## Aim
Output the full listing word for word.

## Entries

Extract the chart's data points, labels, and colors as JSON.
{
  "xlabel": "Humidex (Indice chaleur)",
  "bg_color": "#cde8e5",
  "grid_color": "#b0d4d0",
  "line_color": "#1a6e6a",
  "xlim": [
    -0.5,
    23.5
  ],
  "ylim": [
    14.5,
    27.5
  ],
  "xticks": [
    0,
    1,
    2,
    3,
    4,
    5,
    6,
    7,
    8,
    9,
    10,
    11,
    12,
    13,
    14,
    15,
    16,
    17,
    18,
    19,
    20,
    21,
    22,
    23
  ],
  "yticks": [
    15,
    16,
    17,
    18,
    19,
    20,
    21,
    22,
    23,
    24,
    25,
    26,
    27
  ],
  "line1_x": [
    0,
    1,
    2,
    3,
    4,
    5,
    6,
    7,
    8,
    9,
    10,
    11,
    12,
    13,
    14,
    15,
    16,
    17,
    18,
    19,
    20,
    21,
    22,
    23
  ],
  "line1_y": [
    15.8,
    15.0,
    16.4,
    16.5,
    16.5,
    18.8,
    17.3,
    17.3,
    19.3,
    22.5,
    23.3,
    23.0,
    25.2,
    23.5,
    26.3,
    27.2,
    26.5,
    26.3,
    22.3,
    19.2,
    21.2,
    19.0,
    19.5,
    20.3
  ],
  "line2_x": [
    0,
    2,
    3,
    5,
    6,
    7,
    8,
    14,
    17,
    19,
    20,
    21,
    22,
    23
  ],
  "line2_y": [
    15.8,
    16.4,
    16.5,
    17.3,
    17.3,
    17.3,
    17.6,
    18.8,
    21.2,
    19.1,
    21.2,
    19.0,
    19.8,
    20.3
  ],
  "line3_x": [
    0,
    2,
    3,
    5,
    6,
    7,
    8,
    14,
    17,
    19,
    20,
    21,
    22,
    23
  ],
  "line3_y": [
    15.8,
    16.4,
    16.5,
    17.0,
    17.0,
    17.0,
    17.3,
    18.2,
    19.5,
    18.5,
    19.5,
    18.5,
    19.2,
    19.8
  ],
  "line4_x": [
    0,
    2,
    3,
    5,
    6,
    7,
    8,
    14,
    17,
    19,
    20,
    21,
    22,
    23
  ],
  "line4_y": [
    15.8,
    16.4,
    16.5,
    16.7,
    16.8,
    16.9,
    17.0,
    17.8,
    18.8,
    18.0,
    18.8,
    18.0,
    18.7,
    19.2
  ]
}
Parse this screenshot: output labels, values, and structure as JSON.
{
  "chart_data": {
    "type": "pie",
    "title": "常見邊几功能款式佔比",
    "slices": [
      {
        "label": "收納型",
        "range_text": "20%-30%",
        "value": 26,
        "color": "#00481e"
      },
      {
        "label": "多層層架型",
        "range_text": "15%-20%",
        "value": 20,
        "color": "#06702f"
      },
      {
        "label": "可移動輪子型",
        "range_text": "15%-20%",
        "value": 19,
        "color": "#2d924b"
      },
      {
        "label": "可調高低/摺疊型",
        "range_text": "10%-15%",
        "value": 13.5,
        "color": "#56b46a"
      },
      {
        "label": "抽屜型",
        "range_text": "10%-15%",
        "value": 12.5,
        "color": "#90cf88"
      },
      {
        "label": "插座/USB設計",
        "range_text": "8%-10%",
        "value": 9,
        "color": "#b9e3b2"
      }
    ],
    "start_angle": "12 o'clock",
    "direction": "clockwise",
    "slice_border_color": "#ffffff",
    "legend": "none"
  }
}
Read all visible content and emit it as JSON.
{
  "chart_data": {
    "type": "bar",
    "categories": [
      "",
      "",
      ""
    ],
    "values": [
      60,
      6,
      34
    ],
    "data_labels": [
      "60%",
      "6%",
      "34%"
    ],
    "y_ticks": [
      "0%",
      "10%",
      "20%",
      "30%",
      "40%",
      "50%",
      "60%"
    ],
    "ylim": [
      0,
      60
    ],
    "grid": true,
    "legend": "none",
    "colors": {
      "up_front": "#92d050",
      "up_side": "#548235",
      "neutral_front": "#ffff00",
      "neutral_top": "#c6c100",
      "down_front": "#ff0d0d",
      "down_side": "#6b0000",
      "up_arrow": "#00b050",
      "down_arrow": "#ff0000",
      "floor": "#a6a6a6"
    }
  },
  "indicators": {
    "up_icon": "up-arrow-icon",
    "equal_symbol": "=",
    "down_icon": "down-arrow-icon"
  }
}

## Task solution
Extract the chart's data points, labels, and colors as JSON.
{
  "xlabel": "Humidex (Indice chaleur)",
  "bg_color": "#cde8e5",
  "grid_color": "#b0d4d0",
  "line_color": "#1a6e6a",
  "xlim": [
    -0.5,
    23.5
  ],
  "ylim": [
    14.5,
    27.5
  ],
  "xticks": [
    0,
    1,
    2,
    3,
    4,
    5,
    6,
    7,
    8,
    9,
    10,
    11,
    12,
    13,
    14,
    15,
    16,
    17,
    18,
    19,
    20,
    21,
    22,
    23
  ],
  "yticks": [
    15,
    16,
    17,
    18,
    19,
    20,
    21,
    22,
    23,
    24,
    25,
    26,
    27
  ],
  "line1_x": [
    0,
    1,
    2,
    3,
    4,
    5,
    6,
    7,
    8,
    9,
    10,
    11,
    12,
    13,
    14,
    15,
    16,
    17,
    18,
    19,
    20,
    21,
    22,
    23
  ],
  "line1_y": [
    15.8,
    15.0,
    16.4,
    16.5,
    16.5,
    18.8,
    17.3,
    17.3,
    19.3,
    22.5,
    23.3,
    23.0,
    25.2,
    23.5,
    26.3,
    27.2,
    26.5,
    26.3,
    22.3,
    19.2,
    21.2,
    19.0,
    19.5,
    20.3
  ],
  "line2_x": [
    0,
    2,
    3,
    5,
    6,
    7,
    8,
    14,
    17,
    19,
    20,
    21,
    22,
    23
  ],
  "line2_y": [
    15.8,
    16.4,
    16.5,
    17.3,
    17.3,
    17.3,
    17.6,
    18.8,
    21.2,
    19.1,
    21.2,
    19.0,
    19.8,
    20.3
  ],
  "line3_x": [
    0,
    2,
    3,
    5,
    6,
    7,
    8,
    14,
    17,
    19,
    20,
    21,
    22,
    23
  ],
  "line3_y": [
    15.8,
    16.4,
    16.5,
    17.0,
    17.0,
    17.0,
    17.3,
    18.2,
    19.5,
    18.5,
    19.5,
    18.5,
    19.2,
    19.8
  ],
  "line4_x": [
    0,
    2,
    3,
    5,
    6,
    7,
    8,
    14,
    17,
    19,
    20,
    21,
    22,
    23
  ],
  "line4_y": [
    15.8,
    16.4,
    16.5,
    16.7,
    16.8,
    16.9,
    17.0,
    17.8,
    18.8,
    18.0,
    18.8,
    18.0,
    18.7,
    19.2
  ]
}
Parse this screenshot: output labels, values, and structure as JSON.
{
  "chart_data": {
    "type": "pie",
    "title": "常見邊几功能款式佔比",
    "slices": [
      {
        "label": "收納型",
        "range_text": "20%-30%",
        "value": 26,
        "color": "#00481e"
      },
      {
        "label": "多層層架型",
        "range_text": "15%-20%",
        "value": 20,
        "color": "#06702f"
      },
      {
        "label": "可移動輪子型",
        "range_text": "15%-20%",
        "value": 19,
        "color": "#2d924b"
      },
      {
        "label": "可調高低/摺疊型",
        "range_text": "10%-15%",
        "value": 13.5,
        "color": "#56b46a"
      },
      {
        "label": "抽屜型",
        "range_text": "10%-15%",
        "value": 12.5,
        "color": "#90cf88"
      },
      {
        "label": "插座/USB設計",
        "range_text": "8%-10%",
        "value": 9,
        "color": "#b9e3b2"
      }
    ],
    "start_angle": "12 o'clock",
    "direction": "clockwise",
    "slice_border_color": "#ffffff",
    "legend": "none"
  }
}
Read all visible content and emit it as JSON.
{
  "chart_data": {
    "type": "bar",
    "categories": [
      "",
      "",
      ""
    ],
    "values": [
      60,
      6,
      34
    ],
    "data_labels": [
      "60%",
      "6%",
      "34%"
    ],
    "y_ticks": [
      "0%",
      "10%",
      "20%",
      "30%",
      "40%",
      "50%",
      "60%"
    ],
    "ylim": [
      0,
      60
    ],
    "grid": true,
    "legend": "none",
    "colors": {
      "up_front": "#92d050",
      "up_side": "#548235",
      "neutral_front": "#ffff00",
      "neutral_top": "#c6c100",
      "down_front": "#ff0d0d",
      "down_side": "#6b0000",
      "up_arrow": "#00b050",
      "down_arrow": "#ff0000",
      "floor": "#a6a6a6"
    }
  },
  "indicators": {
    "up_icon": "up-arrow-icon",
    "equal_symbol": "=",
    "down_icon": "down-arrow-icon"
  }
}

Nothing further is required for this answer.